Work to complete -
Go through the material below and copy all lines with "Miami".

[Dataset listings of figures]
━━━━━━━━━━━━━━━━

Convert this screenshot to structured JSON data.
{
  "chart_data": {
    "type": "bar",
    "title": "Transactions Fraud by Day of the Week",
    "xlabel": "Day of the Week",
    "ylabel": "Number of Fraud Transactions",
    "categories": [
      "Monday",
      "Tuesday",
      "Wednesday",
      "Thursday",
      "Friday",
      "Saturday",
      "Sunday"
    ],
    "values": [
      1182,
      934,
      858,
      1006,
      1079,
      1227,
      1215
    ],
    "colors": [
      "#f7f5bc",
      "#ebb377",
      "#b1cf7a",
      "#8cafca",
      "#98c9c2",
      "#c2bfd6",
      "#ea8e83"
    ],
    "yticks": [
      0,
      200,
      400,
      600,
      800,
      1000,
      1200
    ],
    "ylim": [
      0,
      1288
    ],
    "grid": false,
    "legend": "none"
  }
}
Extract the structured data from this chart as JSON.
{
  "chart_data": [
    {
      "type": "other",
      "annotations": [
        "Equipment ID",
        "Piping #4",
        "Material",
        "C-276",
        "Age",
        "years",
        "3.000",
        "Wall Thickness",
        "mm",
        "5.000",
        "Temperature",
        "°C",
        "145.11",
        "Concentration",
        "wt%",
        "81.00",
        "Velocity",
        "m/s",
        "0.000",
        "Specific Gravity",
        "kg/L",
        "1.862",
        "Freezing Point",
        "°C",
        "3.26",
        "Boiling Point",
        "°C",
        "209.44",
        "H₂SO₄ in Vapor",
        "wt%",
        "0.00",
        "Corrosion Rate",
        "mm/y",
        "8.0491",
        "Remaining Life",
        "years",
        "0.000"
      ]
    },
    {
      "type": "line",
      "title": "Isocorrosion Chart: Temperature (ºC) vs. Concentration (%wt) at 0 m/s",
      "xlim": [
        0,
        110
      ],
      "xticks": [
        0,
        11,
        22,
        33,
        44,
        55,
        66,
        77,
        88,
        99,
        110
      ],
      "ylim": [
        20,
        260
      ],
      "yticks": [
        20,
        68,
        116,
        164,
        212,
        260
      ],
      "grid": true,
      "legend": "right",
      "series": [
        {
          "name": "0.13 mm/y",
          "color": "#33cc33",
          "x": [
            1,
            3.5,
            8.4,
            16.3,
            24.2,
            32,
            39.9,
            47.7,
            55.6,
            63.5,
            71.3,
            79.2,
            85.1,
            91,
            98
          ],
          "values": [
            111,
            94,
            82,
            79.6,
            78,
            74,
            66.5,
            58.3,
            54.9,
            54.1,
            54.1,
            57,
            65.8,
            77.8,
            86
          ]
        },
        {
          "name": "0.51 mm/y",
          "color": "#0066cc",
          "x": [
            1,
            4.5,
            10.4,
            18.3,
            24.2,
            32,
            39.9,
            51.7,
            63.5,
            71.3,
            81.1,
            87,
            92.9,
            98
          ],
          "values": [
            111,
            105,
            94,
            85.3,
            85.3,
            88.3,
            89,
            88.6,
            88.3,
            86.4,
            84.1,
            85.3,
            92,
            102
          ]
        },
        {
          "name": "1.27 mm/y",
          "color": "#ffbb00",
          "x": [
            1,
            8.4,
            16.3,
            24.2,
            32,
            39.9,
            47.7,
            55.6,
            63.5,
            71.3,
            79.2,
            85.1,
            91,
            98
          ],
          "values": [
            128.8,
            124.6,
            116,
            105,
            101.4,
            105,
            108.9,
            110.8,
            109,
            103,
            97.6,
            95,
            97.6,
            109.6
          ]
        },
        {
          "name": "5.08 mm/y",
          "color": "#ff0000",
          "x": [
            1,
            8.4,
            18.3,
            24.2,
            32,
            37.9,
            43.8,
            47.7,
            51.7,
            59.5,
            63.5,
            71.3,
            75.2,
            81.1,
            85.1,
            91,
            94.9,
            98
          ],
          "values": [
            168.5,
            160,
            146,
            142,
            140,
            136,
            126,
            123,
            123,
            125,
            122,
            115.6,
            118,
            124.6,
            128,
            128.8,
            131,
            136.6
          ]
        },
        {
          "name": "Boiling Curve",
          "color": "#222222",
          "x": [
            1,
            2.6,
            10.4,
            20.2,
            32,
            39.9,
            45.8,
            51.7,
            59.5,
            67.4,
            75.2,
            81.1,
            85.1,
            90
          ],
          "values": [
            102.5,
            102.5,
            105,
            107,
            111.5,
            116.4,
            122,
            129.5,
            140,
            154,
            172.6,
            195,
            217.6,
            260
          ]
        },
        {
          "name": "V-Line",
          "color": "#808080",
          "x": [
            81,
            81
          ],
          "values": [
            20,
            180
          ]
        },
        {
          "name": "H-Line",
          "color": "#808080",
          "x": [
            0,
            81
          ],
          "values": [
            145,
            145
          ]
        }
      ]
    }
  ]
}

━━━━━━━━━━━━━━━━

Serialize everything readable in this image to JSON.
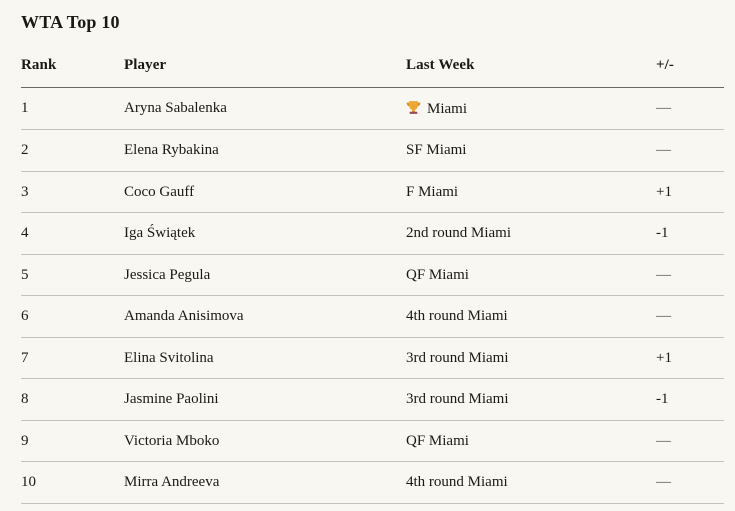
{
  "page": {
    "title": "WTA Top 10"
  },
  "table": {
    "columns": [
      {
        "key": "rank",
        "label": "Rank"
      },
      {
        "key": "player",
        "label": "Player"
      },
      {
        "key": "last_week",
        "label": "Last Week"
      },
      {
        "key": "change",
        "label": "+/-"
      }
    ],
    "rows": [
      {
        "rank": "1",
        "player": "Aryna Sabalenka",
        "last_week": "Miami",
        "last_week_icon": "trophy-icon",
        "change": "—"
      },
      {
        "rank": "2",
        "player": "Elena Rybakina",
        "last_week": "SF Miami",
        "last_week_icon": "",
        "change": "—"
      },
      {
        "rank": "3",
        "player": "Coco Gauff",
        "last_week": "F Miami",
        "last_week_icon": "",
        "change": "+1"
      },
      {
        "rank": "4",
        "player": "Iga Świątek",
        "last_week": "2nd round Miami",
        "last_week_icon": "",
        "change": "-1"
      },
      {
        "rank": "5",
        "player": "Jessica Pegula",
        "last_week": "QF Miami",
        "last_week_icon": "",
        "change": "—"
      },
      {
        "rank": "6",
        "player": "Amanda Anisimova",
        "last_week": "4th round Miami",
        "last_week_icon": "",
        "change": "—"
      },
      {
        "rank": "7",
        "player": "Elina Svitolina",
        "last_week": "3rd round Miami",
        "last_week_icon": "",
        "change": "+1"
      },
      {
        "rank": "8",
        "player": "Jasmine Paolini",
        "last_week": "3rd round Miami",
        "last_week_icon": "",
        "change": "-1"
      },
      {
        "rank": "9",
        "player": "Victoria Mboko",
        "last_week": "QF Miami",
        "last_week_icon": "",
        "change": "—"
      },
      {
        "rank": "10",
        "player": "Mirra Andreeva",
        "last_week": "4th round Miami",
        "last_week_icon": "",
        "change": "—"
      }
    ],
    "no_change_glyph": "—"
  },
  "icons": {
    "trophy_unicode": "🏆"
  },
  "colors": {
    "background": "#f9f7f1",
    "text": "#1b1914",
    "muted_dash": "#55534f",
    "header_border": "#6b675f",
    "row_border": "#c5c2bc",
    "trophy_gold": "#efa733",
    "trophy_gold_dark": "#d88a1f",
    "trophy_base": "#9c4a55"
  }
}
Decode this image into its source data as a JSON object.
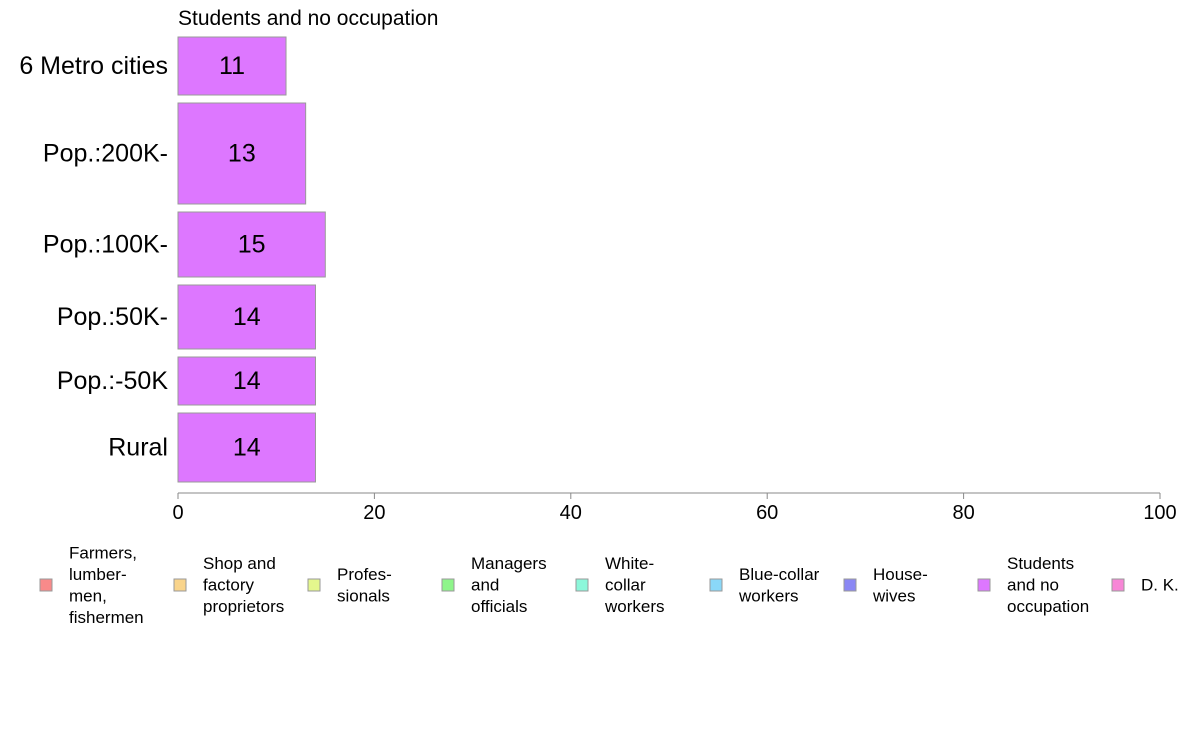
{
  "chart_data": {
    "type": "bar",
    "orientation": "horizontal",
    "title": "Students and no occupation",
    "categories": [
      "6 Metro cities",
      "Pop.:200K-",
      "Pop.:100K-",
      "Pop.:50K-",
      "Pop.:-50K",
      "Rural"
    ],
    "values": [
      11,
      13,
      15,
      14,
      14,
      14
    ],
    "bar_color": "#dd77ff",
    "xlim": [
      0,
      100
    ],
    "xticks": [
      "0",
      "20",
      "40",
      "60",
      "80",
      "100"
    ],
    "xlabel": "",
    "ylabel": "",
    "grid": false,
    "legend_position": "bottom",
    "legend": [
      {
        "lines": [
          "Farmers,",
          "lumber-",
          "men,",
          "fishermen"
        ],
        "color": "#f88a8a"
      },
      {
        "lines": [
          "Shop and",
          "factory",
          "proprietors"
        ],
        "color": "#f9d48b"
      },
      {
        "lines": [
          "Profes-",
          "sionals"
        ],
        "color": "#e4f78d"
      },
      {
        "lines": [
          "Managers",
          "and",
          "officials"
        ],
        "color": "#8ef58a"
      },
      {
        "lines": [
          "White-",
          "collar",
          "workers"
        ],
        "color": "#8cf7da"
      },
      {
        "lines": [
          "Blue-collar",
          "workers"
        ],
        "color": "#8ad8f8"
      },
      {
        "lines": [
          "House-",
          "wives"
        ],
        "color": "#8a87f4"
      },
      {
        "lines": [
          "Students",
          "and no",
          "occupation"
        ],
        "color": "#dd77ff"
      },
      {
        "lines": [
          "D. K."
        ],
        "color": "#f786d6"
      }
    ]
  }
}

━━━━━━━━━━━━━━━━

Problem solution -
        "last_week": "Miami",
        "last_week": "SF Miami",
        "last_week": "F Miami",
        "last_week": "2nd round Miami",
        "last_week": "QF Miami",
        "last_week": "4th round Miami",
        "last_week": "3rd round Miami",
        "last_week": "3rd round Miami",
        "last_week": "QF Miami",
        "last_week": "4th round Miami",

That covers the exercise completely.